→ SHORT EXERCISE:
Write the data out again, character for character, with no images.

>> Begin MATERIAL SHOWN

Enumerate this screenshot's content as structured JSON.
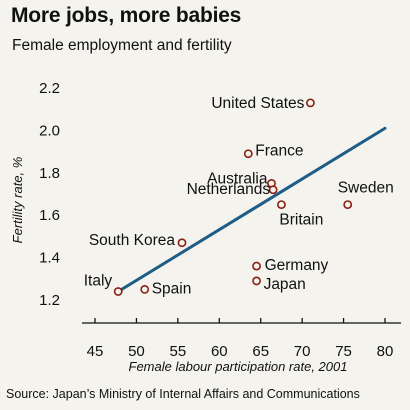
{
  "chart_data": {
    "type": "scatter",
    "title": "More jobs, more babies",
    "subtitle": "Female employment and fertility",
    "xlabel": "Female labour participation rate, 2001",
    "ylabel": "Fertility rate, %",
    "xlim": [
      45,
      80
    ],
    "ylim": [
      1.2,
      2.2
    ],
    "xticks": [
      "45",
      "50",
      "55",
      "60",
      "65",
      "70",
      "75",
      "80"
    ],
    "yticks": [
      "1.2",
      "1.4",
      "1.6",
      "1.8",
      "2.0",
      "2.2"
    ],
    "grid": false,
    "points": [
      {
        "label": "United States",
        "x": 71,
        "y": 2.13
      },
      {
        "label": "France",
        "x": 63.5,
        "y": 1.89
      },
      {
        "label": "Australia",
        "x": 66.3,
        "y": 1.75
      },
      {
        "label": "Netherlands",
        "x": 66.5,
        "y": 1.72
      },
      {
        "label": "Britain",
        "x": 67.5,
        "y": 1.65
      },
      {
        "label": "Sweden",
        "x": 75.5,
        "y": 1.65
      },
      {
        "label": "South Korea",
        "x": 55.5,
        "y": 1.47
      },
      {
        "label": "Germany",
        "x": 64.5,
        "y": 1.36
      },
      {
        "label": "Japan",
        "x": 64.5,
        "y": 1.29
      },
      {
        "label": "Italy",
        "x": 47.8,
        "y": 1.24
      },
      {
        "label": "Spain",
        "x": 51,
        "y": 1.25
      }
    ],
    "trend_line": {
      "x": [
        47.8,
        80
      ],
      "y": [
        1.24,
        2.01
      ]
    },
    "colors": {
      "background": "#f4f3ee",
      "line": "#1f5d86",
      "marker_edge": "#8b1f12",
      "marker_fill": "#f4f3ee",
      "axis": "#111111"
    },
    "source": "Source: Japan’s Ministry of Internal Affairs and Communications"
  }
}
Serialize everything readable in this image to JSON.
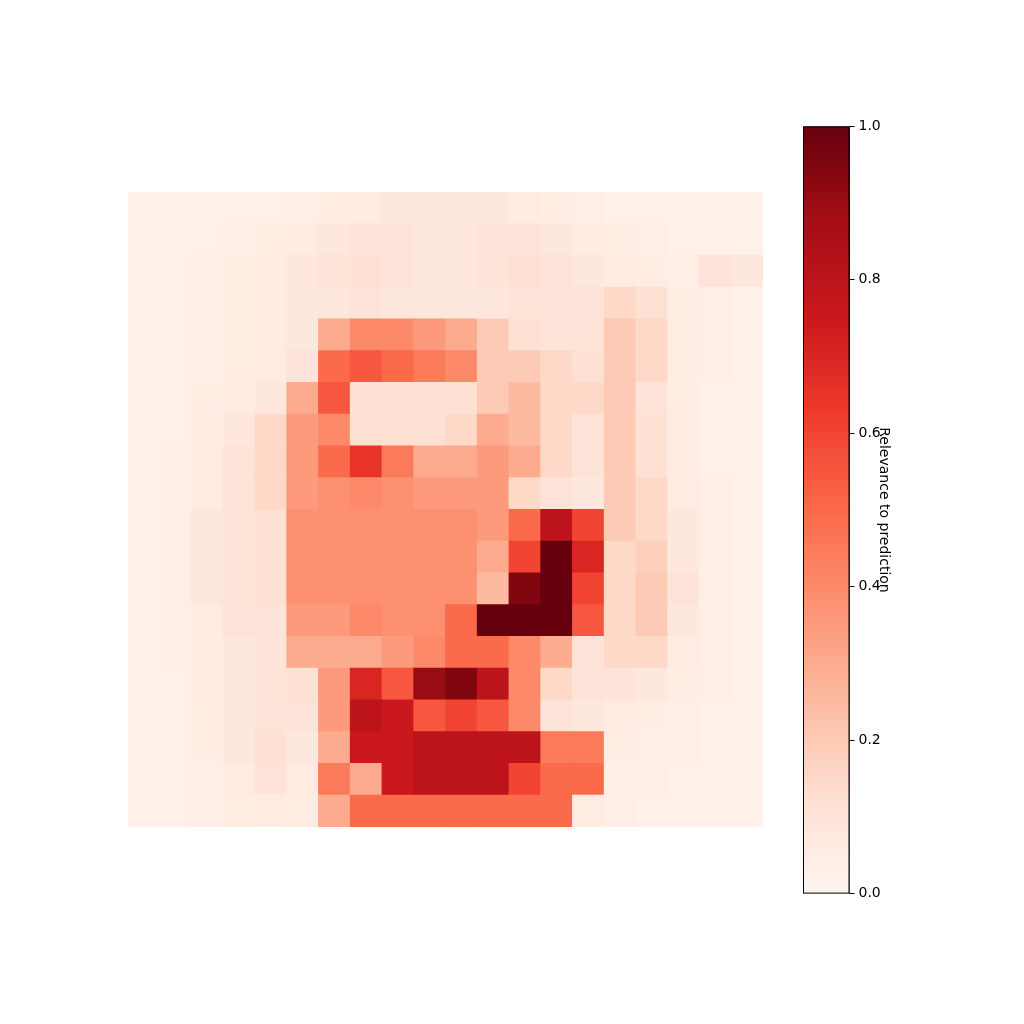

>> End MATERIAL SHOWN

→ REPLY:
Enumerate this screenshot's content as structured JSON.
{
  "chart_data": {
    "type": "scatter",
    "title": "More jobs, more babies",
    "subtitle": "Female employment and fertility",
    "xlabel": "Female labour participation rate, 2001",
    "ylabel": "Fertility rate, %",
    "xlim": [
      45,
      80
    ],
    "ylim": [
      1.2,
      2.2
    ],
    "xticks": [
      "45",
      "50",
      "55",
      "60",
      "65",
      "70",
      "75",
      "80"
    ],
    "yticks": [
      "1.2",
      "1.4",
      "1.6",
      "1.8",
      "2.0",
      "2.2"
    ],
    "grid": false,
    "points": [
      {
        "label": "United States",
        "x": 71,
        "y": 2.13
      },
      {
        "label": "France",
        "x": 63.5,
        "y": 1.89
      },
      {
        "label": "Australia",
        "x": 66.3,
        "y": 1.75
      },
      {
        "label": "Netherlands",
        "x": 66.5,
        "y": 1.72
      },
      {
        "label": "Britain",
        "x": 67.5,
        "y": 1.65
      },
      {
        "label": "Sweden",
        "x": 75.5,
        "y": 1.65
      },
      {
        "label": "South Korea",
        "x": 55.5,
        "y": 1.47
      },
      {
        "label": "Germany",
        "x": 64.5,
        "y": 1.36
      },
      {
        "label": "Japan",
        "x": 64.5,
        "y": 1.29
      },
      {
        "label": "Italy",
        "x": 47.8,
        "y": 1.24
      },
      {
        "label": "Spain",
        "x": 51,
        "y": 1.25
      }
    ],
    "trend_line": {
      "x": [
        47.8,
        80
      ],
      "y": [
        1.24,
        2.01
      ]
    },
    "colors": {
      "background": "#f4f3ee",
      "line": "#1f5d86",
      "marker_edge": "#8b1f12",
      "marker_fill": "#f4f3ee",
      "axis": "#111111"
    },
    "source": "Source: Japan’s Ministry of Internal Affairs and Communications"
  }
}
Serialize everything readable in this image to JSON.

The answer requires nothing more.